**ENTRIES SUPPLIED**

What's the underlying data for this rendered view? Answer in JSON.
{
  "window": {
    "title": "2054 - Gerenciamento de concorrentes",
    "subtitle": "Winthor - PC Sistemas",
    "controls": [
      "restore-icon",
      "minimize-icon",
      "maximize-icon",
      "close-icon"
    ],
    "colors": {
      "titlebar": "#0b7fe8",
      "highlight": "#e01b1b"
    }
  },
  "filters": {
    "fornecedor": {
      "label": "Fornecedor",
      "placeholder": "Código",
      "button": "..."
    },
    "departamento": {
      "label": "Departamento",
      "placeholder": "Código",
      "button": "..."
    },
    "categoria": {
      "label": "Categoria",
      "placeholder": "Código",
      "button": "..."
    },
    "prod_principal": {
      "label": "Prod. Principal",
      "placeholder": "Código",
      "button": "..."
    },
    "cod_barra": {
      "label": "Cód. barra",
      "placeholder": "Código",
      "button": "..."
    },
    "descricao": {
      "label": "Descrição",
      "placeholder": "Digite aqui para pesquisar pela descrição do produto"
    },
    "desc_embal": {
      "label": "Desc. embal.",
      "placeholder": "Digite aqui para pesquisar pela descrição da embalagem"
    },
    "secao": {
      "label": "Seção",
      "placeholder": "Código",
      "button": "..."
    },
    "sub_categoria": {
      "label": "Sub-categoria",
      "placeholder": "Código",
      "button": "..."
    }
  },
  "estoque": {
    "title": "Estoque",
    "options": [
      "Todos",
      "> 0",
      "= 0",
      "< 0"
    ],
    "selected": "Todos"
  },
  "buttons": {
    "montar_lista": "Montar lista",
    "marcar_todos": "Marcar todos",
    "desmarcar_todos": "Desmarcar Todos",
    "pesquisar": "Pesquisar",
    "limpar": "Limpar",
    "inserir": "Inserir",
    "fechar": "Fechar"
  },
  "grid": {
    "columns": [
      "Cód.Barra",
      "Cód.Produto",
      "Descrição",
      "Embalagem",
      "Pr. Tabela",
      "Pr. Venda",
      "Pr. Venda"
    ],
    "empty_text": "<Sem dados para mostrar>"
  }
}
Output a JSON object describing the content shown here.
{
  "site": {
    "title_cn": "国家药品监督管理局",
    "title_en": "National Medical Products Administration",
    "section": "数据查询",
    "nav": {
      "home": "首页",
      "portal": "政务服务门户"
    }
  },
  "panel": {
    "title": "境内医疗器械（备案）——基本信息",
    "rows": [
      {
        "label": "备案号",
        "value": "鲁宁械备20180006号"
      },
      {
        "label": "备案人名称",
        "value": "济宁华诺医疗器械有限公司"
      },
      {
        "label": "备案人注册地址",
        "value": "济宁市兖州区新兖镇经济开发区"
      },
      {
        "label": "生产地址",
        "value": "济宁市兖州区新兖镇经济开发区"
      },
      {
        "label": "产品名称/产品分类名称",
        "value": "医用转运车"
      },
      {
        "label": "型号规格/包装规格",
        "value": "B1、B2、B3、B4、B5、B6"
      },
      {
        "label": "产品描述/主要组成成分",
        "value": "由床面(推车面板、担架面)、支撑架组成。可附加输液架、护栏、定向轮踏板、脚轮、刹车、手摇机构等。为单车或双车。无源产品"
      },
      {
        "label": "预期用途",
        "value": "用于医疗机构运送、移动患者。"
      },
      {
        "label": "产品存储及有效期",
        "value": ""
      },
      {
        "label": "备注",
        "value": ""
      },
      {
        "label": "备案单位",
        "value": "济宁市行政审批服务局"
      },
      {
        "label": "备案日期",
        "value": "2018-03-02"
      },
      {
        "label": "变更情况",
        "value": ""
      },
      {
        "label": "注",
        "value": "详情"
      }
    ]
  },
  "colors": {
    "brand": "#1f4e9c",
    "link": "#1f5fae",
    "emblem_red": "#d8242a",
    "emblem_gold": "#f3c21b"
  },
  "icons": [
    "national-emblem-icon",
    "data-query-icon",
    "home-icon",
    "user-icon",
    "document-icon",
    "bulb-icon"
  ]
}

**STATED PROBLEM**
How many lines in the records above contain the word "data"? Reply with the number and nothing more.

**EXPECTED ANSWER**
2